AIM OF THE TASK:
The entries that follow should be written out exactly.

+---+

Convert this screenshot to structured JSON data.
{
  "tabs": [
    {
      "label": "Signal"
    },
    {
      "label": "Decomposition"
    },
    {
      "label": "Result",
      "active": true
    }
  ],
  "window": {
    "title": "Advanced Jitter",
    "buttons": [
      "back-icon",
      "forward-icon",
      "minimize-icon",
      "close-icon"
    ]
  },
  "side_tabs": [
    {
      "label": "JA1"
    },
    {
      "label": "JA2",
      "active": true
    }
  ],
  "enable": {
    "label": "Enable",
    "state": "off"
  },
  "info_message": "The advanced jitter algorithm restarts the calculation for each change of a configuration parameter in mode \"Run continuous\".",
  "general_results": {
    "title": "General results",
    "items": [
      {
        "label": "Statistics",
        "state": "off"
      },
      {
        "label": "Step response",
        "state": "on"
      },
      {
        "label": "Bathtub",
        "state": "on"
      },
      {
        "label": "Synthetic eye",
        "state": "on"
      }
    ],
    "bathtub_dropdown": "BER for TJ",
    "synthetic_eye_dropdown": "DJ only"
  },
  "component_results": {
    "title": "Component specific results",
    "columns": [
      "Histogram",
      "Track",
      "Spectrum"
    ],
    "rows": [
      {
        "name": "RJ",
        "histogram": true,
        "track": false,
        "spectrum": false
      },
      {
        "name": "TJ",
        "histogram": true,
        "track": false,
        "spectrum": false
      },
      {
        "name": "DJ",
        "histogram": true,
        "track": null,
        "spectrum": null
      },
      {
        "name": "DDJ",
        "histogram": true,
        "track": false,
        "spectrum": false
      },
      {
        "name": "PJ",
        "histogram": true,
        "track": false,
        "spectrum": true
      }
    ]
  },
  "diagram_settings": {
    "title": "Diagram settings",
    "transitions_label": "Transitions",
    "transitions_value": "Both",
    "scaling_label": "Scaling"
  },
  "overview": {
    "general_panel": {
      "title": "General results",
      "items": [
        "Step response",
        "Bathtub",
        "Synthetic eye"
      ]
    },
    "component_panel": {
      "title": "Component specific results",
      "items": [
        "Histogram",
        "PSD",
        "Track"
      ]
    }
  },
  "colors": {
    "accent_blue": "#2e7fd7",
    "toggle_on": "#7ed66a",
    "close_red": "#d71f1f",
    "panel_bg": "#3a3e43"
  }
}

+---+

EXERCISE RESULT:
Convert this screenshot to structured JSON data.
{
  "tabs": [
    {
      "label": "Signal"
    },
    {
      "label": "Decomposition"
    },
    {
      "label": "Result",
      "active": true
    }
  ],
  "window": {
    "title": "Advanced Jitter",
    "buttons": [
      "back-icon",
      "forward-icon",
      "minimize-icon",
      "close-icon"
    ]
  },
  "side_tabs": [
    {
      "label": "JA1"
    },
    {
      "label": "JA2",
      "active": true
    }
  ],
  "enable": {
    "label": "Enable",
    "state": "off"
  },
  "info_message": "The advanced jitter algorithm restarts the calculation for each change of a configuration parameter in mode \"Run continuous\".",
  "general_results": {
    "title": "General results",
    "items": [
      {
        "label": "Statistics",
        "state": "off"
      },
      {
        "label": "Step response",
        "state": "on"
      },
      {
        "label": "Bathtub",
        "state": "on"
      },
      {
        "label": "Synthetic eye",
        "state": "on"
      }
    ],
    "bathtub_dropdown": "BER for TJ",
    "synthetic_eye_dropdown": "DJ only"
  },
  "component_results": {
    "title": "Component specific results",
    "columns": [
      "Histogram",
      "Track",
      "Spectrum"
    ],
    "rows": [
      {
        "name": "RJ",
        "histogram": true,
        "track": false,
        "spectrum": false
      },
      {
        "name": "TJ",
        "histogram": true,
        "track": false,
        "spectrum": false
      },
      {
        "name": "DJ",
        "histogram": true,
        "track": null,
        "spectrum": null
      },
      {
        "name": "DDJ",
        "histogram": true,
        "track": false,
        "spectrum": false
      },
      {
        "name": "PJ",
        "histogram": true,
        "track": false,
        "spectrum": true
      }
    ]
  },
  "diagram_settings": {
    "title": "Diagram settings",
    "transitions_label": "Transitions",
    "transitions_value": "Both",
    "scaling_label": "Scaling"
  },
  "overview": {
    "general_panel": {
      "title": "General results",
      "items": [
        "Step response",
        "Bathtub",
        "Synthetic eye"
      ]
    },
    "component_panel": {
      "title": "Component specific results",
      "items": [
        "Histogram",
        "PSD",
        "Track"
      ]
    }
  },
  "colors": {
    "accent_blue": "#2e7fd7",
    "toggle_on": "#7ed66a",
    "close_red": "#d71f1f",
    "panel_bg": "#3a3e43"
  }
}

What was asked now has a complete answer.